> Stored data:
_ _ _ _ _ _ _

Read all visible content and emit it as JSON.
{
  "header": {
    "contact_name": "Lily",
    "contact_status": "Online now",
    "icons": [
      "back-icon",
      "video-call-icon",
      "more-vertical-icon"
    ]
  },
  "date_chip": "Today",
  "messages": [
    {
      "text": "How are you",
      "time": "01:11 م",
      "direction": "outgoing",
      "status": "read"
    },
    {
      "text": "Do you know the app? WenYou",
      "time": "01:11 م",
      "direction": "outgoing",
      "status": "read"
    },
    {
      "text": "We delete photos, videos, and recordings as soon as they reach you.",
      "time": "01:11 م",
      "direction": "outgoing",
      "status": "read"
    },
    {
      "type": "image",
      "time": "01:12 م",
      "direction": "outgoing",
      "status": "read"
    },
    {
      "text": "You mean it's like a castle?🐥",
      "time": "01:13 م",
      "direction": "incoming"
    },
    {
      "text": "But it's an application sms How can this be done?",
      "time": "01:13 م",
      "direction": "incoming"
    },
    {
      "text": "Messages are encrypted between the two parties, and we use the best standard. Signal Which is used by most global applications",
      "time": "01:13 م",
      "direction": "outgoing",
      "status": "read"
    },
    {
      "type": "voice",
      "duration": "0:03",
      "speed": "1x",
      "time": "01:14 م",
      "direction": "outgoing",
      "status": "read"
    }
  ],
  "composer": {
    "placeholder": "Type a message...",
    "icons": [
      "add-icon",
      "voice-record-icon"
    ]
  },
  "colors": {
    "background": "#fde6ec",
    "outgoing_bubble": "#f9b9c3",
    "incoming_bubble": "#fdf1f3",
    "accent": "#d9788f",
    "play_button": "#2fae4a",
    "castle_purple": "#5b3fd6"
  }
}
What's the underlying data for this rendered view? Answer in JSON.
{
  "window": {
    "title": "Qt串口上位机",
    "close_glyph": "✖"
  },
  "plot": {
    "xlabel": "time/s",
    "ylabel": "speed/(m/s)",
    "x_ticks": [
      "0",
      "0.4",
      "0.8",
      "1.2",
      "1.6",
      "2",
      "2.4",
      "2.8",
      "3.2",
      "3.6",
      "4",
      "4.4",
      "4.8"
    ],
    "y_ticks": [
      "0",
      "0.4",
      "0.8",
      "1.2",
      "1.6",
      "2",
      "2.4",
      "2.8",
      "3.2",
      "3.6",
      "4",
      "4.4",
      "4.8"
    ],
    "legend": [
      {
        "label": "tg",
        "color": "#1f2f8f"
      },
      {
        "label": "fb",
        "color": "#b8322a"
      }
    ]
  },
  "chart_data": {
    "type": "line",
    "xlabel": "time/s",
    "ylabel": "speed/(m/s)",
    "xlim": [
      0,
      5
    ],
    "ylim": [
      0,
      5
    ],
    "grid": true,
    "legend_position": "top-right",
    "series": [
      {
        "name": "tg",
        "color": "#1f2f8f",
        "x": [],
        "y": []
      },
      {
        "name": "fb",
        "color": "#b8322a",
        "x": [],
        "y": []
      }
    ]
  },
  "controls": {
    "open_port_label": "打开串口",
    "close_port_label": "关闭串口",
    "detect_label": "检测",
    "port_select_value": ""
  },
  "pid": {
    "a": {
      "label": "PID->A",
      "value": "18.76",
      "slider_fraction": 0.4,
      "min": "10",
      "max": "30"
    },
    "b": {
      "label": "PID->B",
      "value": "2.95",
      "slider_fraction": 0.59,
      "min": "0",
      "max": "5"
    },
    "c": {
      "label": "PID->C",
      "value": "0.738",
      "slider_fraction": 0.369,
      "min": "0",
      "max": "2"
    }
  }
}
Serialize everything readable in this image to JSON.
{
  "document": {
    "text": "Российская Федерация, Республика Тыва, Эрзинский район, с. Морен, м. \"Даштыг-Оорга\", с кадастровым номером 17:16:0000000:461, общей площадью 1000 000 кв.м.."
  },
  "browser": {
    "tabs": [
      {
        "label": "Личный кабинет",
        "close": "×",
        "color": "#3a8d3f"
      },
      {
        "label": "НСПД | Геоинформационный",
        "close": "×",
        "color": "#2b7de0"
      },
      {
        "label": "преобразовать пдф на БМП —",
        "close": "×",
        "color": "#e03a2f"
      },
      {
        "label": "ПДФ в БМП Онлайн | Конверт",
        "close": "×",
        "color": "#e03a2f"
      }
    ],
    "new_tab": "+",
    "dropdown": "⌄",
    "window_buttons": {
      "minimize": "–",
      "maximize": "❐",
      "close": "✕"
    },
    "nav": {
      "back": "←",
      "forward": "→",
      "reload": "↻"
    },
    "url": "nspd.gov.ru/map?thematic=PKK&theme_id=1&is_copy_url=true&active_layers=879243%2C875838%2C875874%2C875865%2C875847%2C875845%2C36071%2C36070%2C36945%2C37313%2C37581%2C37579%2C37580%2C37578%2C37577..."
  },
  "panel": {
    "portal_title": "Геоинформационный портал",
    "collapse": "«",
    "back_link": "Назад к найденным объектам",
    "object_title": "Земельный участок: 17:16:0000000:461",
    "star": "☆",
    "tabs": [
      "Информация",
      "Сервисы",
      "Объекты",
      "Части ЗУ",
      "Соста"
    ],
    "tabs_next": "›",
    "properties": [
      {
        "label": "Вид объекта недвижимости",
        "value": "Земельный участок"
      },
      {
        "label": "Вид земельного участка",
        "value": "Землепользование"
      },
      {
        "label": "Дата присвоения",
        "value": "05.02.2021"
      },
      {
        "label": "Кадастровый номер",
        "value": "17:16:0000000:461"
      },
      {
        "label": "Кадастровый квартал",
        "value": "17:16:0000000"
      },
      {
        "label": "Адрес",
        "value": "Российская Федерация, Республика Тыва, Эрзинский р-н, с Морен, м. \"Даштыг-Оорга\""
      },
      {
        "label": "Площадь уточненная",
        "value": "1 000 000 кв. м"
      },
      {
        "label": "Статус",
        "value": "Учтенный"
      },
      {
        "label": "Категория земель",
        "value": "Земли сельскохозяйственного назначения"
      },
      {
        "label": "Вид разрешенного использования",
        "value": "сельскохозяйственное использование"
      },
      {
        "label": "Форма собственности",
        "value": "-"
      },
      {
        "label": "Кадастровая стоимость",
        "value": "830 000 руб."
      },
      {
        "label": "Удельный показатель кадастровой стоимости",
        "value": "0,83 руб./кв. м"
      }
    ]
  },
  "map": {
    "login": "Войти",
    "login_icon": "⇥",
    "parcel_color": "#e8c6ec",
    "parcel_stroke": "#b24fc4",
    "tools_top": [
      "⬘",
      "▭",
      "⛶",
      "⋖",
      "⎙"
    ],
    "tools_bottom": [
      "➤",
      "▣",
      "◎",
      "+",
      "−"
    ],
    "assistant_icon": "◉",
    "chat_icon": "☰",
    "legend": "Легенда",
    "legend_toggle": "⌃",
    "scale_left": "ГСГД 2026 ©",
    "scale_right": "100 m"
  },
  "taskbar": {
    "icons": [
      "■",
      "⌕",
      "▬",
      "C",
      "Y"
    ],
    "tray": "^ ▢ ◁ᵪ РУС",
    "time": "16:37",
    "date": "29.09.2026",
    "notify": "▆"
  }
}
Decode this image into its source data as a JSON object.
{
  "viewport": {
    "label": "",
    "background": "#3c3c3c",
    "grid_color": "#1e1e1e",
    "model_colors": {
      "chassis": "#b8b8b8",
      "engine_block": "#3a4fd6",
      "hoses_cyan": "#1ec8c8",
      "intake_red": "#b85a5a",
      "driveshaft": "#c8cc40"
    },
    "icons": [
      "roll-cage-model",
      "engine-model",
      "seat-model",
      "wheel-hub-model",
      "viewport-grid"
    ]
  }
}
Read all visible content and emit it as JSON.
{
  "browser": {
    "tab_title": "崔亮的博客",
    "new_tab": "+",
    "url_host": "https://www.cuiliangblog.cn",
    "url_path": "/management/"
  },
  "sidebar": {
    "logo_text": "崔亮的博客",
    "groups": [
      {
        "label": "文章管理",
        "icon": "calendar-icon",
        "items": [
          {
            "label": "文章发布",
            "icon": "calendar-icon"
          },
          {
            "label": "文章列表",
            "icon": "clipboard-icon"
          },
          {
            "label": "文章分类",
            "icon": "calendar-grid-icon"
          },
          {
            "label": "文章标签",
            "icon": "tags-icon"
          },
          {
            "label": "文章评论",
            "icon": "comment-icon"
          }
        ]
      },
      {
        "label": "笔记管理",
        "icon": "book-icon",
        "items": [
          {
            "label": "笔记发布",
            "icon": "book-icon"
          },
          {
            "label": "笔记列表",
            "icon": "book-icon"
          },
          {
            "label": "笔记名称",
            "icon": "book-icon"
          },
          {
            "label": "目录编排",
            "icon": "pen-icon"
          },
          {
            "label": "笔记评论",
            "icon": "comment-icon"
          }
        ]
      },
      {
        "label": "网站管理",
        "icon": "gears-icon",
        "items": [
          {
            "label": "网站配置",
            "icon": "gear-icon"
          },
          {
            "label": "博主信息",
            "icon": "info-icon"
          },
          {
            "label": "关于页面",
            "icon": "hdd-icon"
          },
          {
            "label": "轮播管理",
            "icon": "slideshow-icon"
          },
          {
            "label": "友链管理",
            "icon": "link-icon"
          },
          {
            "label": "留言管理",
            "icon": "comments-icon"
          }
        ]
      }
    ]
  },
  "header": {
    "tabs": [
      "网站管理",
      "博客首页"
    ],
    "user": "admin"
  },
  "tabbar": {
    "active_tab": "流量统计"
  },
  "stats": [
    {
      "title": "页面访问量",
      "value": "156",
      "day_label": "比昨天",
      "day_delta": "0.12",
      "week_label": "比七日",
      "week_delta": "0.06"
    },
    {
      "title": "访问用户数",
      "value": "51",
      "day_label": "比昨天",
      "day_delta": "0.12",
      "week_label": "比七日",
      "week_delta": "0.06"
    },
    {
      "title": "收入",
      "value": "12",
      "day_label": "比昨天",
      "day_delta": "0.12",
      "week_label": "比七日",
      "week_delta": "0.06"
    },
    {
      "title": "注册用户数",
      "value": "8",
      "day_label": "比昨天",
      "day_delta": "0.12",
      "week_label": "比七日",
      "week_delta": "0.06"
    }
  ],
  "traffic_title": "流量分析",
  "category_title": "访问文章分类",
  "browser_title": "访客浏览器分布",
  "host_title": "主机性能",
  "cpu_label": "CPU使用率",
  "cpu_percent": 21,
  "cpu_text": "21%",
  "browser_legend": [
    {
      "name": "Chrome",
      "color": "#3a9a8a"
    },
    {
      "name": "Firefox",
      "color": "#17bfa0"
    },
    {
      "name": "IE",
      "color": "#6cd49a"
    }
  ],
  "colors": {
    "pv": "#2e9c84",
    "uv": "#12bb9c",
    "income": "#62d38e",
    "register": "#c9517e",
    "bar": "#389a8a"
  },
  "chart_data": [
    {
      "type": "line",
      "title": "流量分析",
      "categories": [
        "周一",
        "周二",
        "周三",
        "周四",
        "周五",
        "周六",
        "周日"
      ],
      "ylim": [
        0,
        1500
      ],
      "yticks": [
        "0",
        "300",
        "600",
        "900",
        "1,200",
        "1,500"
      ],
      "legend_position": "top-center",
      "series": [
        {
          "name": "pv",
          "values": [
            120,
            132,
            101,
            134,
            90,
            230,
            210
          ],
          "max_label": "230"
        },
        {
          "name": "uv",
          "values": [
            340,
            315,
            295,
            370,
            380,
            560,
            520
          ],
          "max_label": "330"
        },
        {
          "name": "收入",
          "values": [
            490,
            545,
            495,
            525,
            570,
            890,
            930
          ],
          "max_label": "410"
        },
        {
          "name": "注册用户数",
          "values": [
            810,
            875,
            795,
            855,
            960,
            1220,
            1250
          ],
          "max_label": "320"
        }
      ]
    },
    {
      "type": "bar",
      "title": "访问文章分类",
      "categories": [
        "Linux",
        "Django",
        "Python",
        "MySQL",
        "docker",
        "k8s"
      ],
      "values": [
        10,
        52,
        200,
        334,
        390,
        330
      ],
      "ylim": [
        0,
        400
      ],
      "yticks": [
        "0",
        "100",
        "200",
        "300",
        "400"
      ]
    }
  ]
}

_ _ _ _ _ _ _

Which lines in the records above contain the string "Республика"? Copy each one.

    "text": "Российская Федерация, Республика Тыва, Эрзинский район, с. Морен, м. \"Даштыг-Оорга\", с кадастровым номером 17:16:0000000:461, общей площадью 1000 000 кв.м.."
        "value": "Российская Федерация, Республика Тыва, Эрзинский р-н, с Морен, м. \"Даштыг-Оорга\""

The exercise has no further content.